■ Aim: Find every line in the records that holds the string "Innenraums". Copy each one.
--- BEGIN Excerpted records ---
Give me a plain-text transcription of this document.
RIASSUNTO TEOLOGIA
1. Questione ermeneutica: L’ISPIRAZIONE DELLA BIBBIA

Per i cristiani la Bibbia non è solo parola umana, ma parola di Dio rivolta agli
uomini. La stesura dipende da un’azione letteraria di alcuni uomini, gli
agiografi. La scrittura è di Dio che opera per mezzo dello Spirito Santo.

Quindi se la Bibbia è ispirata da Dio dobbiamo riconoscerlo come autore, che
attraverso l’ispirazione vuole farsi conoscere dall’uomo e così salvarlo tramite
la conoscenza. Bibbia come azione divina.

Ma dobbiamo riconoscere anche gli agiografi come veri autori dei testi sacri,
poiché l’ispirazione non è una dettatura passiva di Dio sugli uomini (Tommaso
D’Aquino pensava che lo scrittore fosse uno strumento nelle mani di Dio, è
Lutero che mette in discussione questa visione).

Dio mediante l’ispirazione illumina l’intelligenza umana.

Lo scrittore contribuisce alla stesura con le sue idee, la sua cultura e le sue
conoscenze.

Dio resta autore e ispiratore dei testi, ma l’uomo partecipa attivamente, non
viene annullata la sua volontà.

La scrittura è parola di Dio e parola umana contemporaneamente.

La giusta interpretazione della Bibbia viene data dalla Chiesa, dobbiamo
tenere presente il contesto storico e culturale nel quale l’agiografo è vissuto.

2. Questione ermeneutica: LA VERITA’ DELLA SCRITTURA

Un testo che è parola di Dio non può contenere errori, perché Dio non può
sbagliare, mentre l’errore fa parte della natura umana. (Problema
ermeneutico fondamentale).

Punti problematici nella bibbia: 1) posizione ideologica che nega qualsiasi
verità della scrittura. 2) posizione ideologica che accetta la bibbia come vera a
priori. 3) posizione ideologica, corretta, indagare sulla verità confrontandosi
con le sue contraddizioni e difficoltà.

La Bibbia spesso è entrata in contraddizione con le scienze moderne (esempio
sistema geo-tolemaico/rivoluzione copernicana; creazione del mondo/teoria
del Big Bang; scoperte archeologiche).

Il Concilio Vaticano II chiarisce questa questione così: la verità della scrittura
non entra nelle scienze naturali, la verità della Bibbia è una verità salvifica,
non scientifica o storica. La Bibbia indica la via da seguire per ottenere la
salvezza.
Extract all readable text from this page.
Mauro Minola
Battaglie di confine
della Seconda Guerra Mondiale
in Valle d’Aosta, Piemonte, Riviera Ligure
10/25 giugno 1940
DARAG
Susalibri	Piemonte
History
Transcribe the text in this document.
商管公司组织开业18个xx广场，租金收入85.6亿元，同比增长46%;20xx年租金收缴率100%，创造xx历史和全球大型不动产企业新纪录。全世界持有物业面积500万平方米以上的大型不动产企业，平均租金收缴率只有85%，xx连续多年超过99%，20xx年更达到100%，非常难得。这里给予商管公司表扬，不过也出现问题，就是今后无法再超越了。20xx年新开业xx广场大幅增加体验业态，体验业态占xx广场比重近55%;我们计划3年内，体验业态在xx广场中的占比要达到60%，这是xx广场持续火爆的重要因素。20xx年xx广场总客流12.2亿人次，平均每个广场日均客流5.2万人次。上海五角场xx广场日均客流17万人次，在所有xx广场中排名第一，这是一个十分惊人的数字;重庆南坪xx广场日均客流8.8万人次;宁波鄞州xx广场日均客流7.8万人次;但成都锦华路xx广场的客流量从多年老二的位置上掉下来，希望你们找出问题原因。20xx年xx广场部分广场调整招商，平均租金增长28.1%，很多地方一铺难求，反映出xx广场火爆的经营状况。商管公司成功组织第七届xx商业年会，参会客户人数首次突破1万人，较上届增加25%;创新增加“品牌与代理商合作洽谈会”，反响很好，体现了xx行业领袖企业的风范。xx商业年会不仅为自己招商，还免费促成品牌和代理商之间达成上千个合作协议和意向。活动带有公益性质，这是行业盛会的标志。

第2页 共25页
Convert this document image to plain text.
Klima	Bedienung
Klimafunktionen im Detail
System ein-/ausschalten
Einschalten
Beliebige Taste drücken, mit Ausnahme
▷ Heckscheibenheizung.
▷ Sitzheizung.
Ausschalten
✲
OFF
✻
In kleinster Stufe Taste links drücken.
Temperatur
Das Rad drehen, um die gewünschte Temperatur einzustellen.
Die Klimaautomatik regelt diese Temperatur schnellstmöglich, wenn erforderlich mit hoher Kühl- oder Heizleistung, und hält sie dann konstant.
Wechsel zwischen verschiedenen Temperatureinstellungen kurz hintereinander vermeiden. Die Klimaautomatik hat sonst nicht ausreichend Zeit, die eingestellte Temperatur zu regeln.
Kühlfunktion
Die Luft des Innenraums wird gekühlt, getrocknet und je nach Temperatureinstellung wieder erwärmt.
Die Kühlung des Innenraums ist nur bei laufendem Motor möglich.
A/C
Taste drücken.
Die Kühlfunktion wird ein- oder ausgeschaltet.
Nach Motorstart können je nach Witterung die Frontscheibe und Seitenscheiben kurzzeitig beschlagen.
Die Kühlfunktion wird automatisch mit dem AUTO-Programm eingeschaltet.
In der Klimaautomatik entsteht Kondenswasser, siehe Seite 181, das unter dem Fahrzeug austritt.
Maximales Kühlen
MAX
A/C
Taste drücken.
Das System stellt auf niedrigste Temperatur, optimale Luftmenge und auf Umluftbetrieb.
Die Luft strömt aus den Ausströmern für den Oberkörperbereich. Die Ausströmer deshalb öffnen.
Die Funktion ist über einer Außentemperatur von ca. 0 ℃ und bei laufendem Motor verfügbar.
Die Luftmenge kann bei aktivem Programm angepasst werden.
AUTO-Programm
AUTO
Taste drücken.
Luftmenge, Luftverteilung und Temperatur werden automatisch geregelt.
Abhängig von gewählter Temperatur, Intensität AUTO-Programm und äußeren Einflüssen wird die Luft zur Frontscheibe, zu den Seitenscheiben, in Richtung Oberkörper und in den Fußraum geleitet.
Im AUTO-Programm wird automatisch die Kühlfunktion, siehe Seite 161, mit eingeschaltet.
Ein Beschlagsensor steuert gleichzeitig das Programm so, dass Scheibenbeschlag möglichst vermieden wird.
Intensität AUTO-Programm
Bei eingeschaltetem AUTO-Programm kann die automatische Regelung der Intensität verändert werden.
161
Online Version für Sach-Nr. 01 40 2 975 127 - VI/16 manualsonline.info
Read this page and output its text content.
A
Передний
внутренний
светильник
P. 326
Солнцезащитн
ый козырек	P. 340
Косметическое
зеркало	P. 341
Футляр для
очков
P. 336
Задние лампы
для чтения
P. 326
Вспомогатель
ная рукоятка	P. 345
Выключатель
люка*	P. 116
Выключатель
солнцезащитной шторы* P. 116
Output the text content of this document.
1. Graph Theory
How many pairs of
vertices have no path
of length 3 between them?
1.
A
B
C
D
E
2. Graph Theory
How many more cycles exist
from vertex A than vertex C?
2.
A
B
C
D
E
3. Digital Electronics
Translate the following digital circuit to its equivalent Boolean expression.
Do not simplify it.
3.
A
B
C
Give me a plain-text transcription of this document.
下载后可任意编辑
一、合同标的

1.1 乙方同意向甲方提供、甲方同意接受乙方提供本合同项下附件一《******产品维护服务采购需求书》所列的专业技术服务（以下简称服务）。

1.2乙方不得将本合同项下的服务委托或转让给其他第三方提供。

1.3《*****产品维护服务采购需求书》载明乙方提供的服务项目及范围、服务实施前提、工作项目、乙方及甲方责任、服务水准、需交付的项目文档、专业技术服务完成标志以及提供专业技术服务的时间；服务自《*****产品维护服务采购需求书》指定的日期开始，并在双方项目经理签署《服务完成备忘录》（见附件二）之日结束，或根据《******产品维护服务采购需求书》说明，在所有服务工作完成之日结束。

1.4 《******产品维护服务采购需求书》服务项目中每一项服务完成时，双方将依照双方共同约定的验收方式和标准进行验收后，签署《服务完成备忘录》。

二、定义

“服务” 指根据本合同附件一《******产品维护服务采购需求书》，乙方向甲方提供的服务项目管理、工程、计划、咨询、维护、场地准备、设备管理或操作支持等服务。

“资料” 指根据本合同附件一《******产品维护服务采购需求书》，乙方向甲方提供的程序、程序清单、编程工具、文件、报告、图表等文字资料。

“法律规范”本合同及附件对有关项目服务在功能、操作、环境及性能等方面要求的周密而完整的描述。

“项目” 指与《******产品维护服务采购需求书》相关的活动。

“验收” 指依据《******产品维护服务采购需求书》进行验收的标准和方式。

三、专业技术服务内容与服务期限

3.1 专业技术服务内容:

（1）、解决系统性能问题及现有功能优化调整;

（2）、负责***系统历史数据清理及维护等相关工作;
--- END Excerpted records ---
■ Solution:
Die Luft des Innenraums wird gekühlt, getrocknet und je nach Temperatureinstellung wieder erwärmt.
Die Kühlung des Innenraums ist nur bei laufendem Motor möglich.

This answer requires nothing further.